▶ Challenge:
Transcribe the records that follow. Keep every word exactly, and drop the pictures.

"""

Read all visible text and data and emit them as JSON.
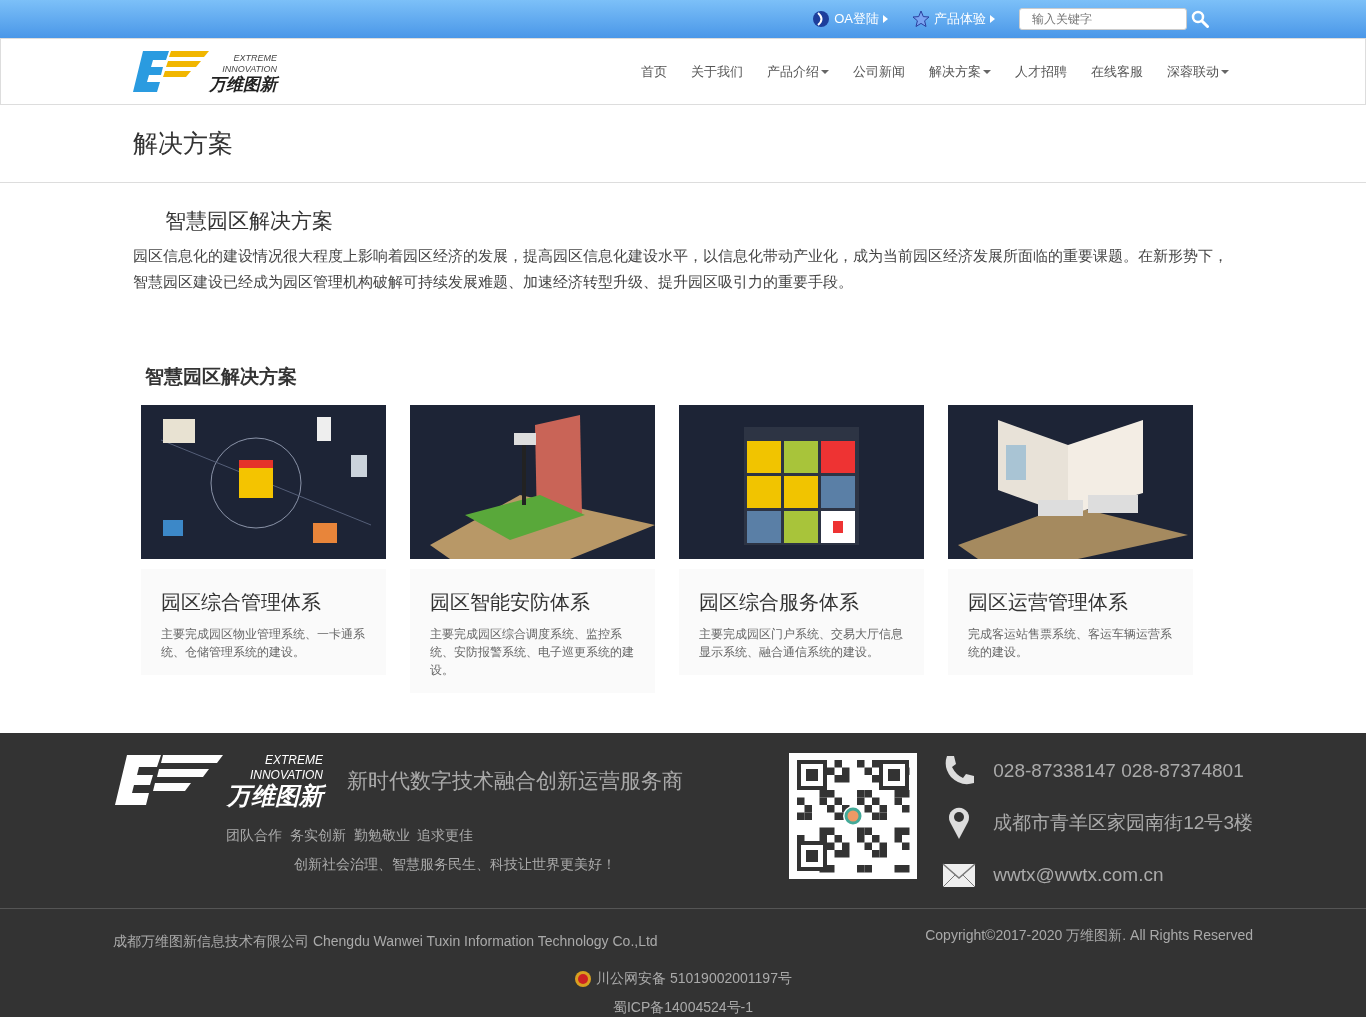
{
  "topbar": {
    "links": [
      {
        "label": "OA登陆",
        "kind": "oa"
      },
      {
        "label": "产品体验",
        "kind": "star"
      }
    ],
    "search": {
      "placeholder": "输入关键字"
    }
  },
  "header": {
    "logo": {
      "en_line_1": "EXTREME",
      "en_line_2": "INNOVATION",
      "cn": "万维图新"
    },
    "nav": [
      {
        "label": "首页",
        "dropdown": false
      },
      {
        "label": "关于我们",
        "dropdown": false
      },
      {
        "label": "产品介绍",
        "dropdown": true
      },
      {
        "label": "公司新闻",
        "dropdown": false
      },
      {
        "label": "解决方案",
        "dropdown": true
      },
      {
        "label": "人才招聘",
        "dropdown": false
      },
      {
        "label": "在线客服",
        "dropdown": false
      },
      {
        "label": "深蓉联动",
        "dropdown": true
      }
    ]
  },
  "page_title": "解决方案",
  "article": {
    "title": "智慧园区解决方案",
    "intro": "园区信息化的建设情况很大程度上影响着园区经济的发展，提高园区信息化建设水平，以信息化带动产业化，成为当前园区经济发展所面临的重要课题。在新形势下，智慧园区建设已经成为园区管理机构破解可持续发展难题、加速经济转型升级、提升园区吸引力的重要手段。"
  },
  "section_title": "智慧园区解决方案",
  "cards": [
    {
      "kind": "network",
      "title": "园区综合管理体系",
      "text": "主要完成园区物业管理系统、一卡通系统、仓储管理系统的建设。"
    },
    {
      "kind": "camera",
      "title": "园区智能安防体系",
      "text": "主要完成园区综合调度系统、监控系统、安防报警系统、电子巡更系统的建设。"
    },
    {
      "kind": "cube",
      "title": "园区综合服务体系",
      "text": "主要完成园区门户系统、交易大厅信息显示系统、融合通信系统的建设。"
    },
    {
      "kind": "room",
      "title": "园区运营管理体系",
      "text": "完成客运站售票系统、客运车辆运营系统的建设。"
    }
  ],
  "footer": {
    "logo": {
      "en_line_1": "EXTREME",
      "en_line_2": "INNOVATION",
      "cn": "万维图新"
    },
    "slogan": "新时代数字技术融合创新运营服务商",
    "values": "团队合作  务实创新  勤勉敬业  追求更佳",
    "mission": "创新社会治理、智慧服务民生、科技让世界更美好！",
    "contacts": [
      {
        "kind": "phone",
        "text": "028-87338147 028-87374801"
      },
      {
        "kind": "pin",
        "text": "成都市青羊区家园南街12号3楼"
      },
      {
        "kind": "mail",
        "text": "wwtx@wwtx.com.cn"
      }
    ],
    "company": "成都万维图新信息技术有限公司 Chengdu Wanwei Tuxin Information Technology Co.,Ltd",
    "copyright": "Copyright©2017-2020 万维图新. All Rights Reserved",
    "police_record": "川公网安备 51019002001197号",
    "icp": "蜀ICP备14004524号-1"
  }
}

"""

▶ Solution to this task:
Read all visible text and data and emit them as JSON.
{
  "topbar": {
    "links": [
      {
        "label": "OA登陆",
        "kind": "oa"
      },
      {
        "label": "产品体验",
        "kind": "star"
      }
    ],
    "search": {
      "placeholder": "输入关键字"
    }
  },
  "header": {
    "logo": {
      "en_line_1": "EXTREME",
      "en_line_2": "INNOVATION",
      "cn": "万维图新"
    },
    "nav": [
      {
        "label": "首页",
        "dropdown": false
      },
      {
        "label": "关于我们",
        "dropdown": false
      },
      {
        "label": "产品介绍",
        "dropdown": true
      },
      {
        "label": "公司新闻",
        "dropdown": false
      },
      {
        "label": "解决方案",
        "dropdown": true
      },
      {
        "label": "人才招聘",
        "dropdown": false
      },
      {
        "label": "在线客服",
        "dropdown": false
      },
      {
        "label": "深蓉联动",
        "dropdown": true
      }
    ]
  },
  "page_title": "解决方案",
  "article": {
    "title": "智慧园区解决方案",
    "intro": "园区信息化的建设情况很大程度上影响着园区经济的发展，提高园区信息化建设水平，以信息化带动产业化，成为当前园区经济发展所面临的重要课题。在新形势下，智慧园区建设已经成为园区管理机构破解可持续发展难题、加速经济转型升级、提升园区吸引力的重要手段。"
  },
  "section_title": "智慧园区解决方案",
  "cards": [
    {
      "kind": "network",
      "title": "园区综合管理体系",
      "text": "主要完成园区物业管理系统、一卡通系统、仓储管理系统的建设。"
    },
    {
      "kind": "camera",
      "title": "园区智能安防体系",
      "text": "主要完成园区综合调度系统、监控系统、安防报警系统、电子巡更系统的建设。"
    },
    {
      "kind": "cube",
      "title": "园区综合服务体系",
      "text": "主要完成园区门户系统、交易大厅信息显示系统、融合通信系统的建设。"
    },
    {
      "kind": "room",
      "title": "园区运营管理体系",
      "text": "完成客运站售票系统、客运车辆运营系统的建设。"
    }
  ],
  "footer": {
    "logo": {
      "en_line_1": "EXTREME",
      "en_line_2": "INNOVATION",
      "cn": "万维图新"
    },
    "slogan": "新时代数字技术融合创新运营服务商",
    "values": "团队合作  务实创新  勤勉敬业  追求更佳",
    "mission": "创新社会治理、智慧服务民生、科技让世界更美好！",
    "contacts": [
      {
        "kind": "phone",
        "text": "028-87338147 028-87374801"
      },
      {
        "kind": "pin",
        "text": "成都市青羊区家园南街12号3楼"
      },
      {
        "kind": "mail",
        "text": "wwtx@wwtx.com.cn"
      }
    ],
    "company": "成都万维图新信息技术有限公司 Chengdu Wanwei Tuxin Information Technology Co.,Ltd",
    "copyright": "Copyright©2017-2020 万维图新. All Rights Reserved",
    "police_record": "川公网安备 51019002001197号",
    "icp": "蜀ICP备14004524号-1"
  }
}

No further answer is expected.